**Task to carry out:** Transcribe the listing that follows in full, omitting pictures.

**Information provided:**
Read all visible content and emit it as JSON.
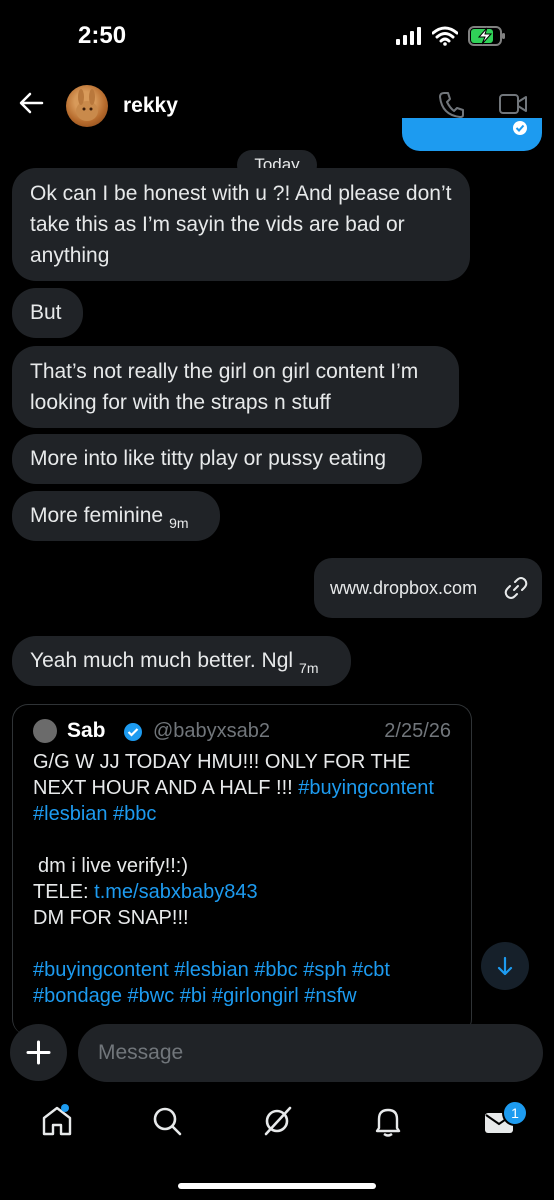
{
  "status": {
    "time": "2:50"
  },
  "header": {
    "name": "rekky"
  },
  "divider": {
    "today": "Today"
  },
  "messages": [
    {
      "text": "Ok can I be honest with u ?! And please don’t take this as I’m sayin the vids are bad or anything"
    },
    {
      "text": "But"
    },
    {
      "text": "That’s not really the girl on girl content I’m looking for with the straps n stuff"
    },
    {
      "text": "More into like titty play or pussy eating"
    },
    {
      "text": "More feminine",
      "time": "9m"
    },
    {
      "text": "Yeah much much better. Ngl",
      "time": "7m"
    }
  ],
  "outgoing": {
    "link_text": "www.dropbox.com"
  },
  "tweet": {
    "name": "Sab",
    "handle": "@babyxsab2",
    "date": "2/25/26",
    "line1": "G/G W JJ TODAY HMU!!! ONLY FOR THE NEXT HOUR AND A HALF !!! ",
    "tags1": "#buyingcontent",
    "tags2": "#lesbian #bbc",
    "line2": "dm i live verify!!:)",
    "tele_label": "TELE: ",
    "tele_link": "t.me/sabxbaby843",
    "line3": "DM FOR SNAP!!!",
    "tags3": "#buyingcontent #lesbian #bbc  #sph #cbt",
    "tags4": "#bondage #bwc #bi #girlongirl #nsfw"
  },
  "composer": {
    "placeholder": "Message"
  },
  "tabbar": {
    "messages_badge": "1"
  },
  "colors": {
    "accent": "#1d9bf0",
    "bubble": "#202327",
    "bg": "#000000"
  }
}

**Correct result:**
Read all visible content and emit it as JSON.
{
  "status": {
    "time": "2:50"
  },
  "header": {
    "name": "rekky"
  },
  "divider": {
    "today": "Today"
  },
  "messages": [
    {
      "text": "Ok can I be honest with u ?! And please don’t take this as I’m sayin the vids are bad or anything"
    },
    {
      "text": "But"
    },
    {
      "text": "That’s not really the girl on girl content I’m looking for with the straps n stuff"
    },
    {
      "text": "More into like titty play or pussy eating"
    },
    {
      "text": "More feminine",
      "time": "9m"
    },
    {
      "text": "Yeah much much better. Ngl",
      "time": "7m"
    }
  ],
  "outgoing": {
    "link_text": "www.dropbox.com"
  },
  "tweet": {
    "name": "Sab",
    "handle": "@babyxsab2",
    "date": "2/25/26",
    "line1": "G/G W JJ TODAY HMU!!! ONLY FOR THE NEXT HOUR AND A HALF !!! ",
    "tags1": "#buyingcontent",
    "tags2": "#lesbian #bbc",
    "line2": "dm i live verify!!:)",
    "tele_label": "TELE: ",
    "tele_link": "t.me/sabxbaby843",
    "line3": "DM FOR SNAP!!!",
    "tags3": "#buyingcontent #lesbian #bbc  #sph #cbt",
    "tags4": "#bondage #bwc #bi #girlongirl #nsfw"
  },
  "composer": {
    "placeholder": "Message"
  },
  "tabbar": {
    "messages_badge": "1"
  },
  "colors": {
    "accent": "#1d9bf0",
    "bubble": "#202327",
    "bg": "#000000"
  }
}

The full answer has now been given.